• 課題概要
本文の内容に基づき、次の質問に答えてください。
1. このラボの所要時間はどのくらいですか。
2. このラボの演習を完了するには、何人のユーザーが必要ですか。
3. 2 番目のユーザーをワークスペース ビューアー ロールに追加するには、ワークスペース内で何を選択しますか。

• 本文
'''
Microsoft Fabric データ ウェアハウスをセキュリティで保護する

Microsoft Fabric のアクセス許可と詳細な SQL アクセス許可を組み合わせて使用し、ウェアハウスのアクセスとユーザーのアクセス許可を管理します。 この演習では、詳細なアクセス許可、列レベル セキュリティ、行レベル セキュリティ、動的データ マスクを使用してデータをセキュリティで保護します。

:このラボの演習を完了するには、2 人のユーザーが必要です。1 人のユーザーにワークスペース管理者ロールを割り当て、もう 1 人にワークスペース ビューアー ロールを割り当てる必要があります。 ワークスペースにロールを割り当てるには、「ワークスペースへのアクセスを許可する」を参照してください。

このラボの所要時間は約 45 分です。

ワークスペースの作成

Fabric でデータを操作する前に、Fabric 試用版を有効にしてワークスペースを作成してください。

  1. https://app.fabric.microsoft.com/home?experience=fabricMicrosoft Fabric ホーム ページで、[Synapse Data Warehouse] を選択します。
  2. 左側のメニュー バーで、 [ワークスペース] を選択します (アイコンは 🗇 に似ています)。
  3. 任意の名前で新しいワークスペースを作成し、Fabric 容量を含むライセンス モード (“試用版”、Premium、または Fabric) を選択します。**
  4. 開いた新しいワークスペースは空のはずです。

    Fabric の空のワークスペースを示すスクリーンショット。

:ワークスペースを作成すると、自分は自動的にワークスペース管理者ロールのメンバーになります。 2 番目のユーザーはご利用の環境からワークスペース ビューアー ロールに追加し、これらの演習で構成された機能をテストできます。 これを行うには、ワークスペース内で [アクセスの管理] を選択し、[ユーザーまたはグループの追加] を選択します。 これにより、2 番目のユーザーにワークスペースのコンテンツの表示が許可されます。
'''
• データセット抜粋
'''
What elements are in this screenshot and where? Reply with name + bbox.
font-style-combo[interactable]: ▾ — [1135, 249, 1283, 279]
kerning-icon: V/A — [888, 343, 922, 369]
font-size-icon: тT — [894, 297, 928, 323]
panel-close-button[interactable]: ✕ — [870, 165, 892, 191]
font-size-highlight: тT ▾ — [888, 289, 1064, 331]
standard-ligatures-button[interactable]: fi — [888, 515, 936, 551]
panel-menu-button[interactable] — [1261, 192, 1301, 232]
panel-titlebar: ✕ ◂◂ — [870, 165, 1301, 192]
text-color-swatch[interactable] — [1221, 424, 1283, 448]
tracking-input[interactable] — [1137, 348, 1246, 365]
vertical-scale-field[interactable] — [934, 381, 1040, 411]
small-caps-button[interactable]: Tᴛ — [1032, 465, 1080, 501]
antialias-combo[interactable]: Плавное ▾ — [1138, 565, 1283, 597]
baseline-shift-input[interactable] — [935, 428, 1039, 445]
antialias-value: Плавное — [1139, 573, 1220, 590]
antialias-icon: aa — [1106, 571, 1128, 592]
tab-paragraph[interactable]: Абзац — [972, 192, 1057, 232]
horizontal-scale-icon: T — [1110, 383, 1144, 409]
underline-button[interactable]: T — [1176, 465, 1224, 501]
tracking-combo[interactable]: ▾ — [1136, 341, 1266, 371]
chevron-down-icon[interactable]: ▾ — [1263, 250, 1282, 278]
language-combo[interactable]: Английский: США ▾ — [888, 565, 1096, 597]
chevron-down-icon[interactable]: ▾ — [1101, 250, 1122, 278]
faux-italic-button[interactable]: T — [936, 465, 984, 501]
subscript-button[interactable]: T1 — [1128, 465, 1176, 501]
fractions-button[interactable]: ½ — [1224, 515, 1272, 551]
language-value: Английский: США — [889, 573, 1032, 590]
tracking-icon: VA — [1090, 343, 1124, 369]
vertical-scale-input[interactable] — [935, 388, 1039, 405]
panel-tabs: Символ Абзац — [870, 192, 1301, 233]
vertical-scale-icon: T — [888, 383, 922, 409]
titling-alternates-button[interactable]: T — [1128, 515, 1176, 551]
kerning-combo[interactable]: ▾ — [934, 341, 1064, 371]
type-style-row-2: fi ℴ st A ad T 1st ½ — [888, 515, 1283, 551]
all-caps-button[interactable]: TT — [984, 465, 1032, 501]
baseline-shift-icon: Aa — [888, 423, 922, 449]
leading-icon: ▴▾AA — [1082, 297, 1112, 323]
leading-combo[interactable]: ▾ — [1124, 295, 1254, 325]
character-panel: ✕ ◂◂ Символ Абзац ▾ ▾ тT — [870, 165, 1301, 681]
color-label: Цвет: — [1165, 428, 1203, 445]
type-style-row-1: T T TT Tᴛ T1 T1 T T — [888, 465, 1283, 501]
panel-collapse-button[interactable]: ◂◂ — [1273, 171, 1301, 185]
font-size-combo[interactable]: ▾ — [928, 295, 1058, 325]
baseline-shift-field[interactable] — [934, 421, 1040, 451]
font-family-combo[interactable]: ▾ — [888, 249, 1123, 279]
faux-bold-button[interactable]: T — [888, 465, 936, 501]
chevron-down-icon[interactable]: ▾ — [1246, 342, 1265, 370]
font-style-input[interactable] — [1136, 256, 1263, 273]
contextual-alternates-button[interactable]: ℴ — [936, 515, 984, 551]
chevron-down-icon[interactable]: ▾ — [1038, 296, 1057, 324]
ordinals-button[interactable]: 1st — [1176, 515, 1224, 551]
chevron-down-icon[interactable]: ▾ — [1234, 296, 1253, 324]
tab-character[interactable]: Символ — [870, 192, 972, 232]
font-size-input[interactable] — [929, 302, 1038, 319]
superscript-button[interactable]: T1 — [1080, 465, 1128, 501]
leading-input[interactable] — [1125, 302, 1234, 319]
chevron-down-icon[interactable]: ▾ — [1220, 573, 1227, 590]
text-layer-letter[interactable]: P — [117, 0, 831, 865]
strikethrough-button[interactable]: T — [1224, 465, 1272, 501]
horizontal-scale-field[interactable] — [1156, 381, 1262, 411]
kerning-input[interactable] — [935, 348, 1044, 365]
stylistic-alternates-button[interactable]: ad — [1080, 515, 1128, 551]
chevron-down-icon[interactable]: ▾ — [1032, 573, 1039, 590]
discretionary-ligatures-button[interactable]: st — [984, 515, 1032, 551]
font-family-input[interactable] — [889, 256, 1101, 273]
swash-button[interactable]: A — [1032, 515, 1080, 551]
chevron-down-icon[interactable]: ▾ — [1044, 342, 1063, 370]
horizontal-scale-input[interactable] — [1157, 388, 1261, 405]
'''
• 課題への回答
1. 約 45 分です。
2. 2 人です。
3. [アクセスの管理] を選択し、次に [ユーザーまたはグループの追加] を選択します。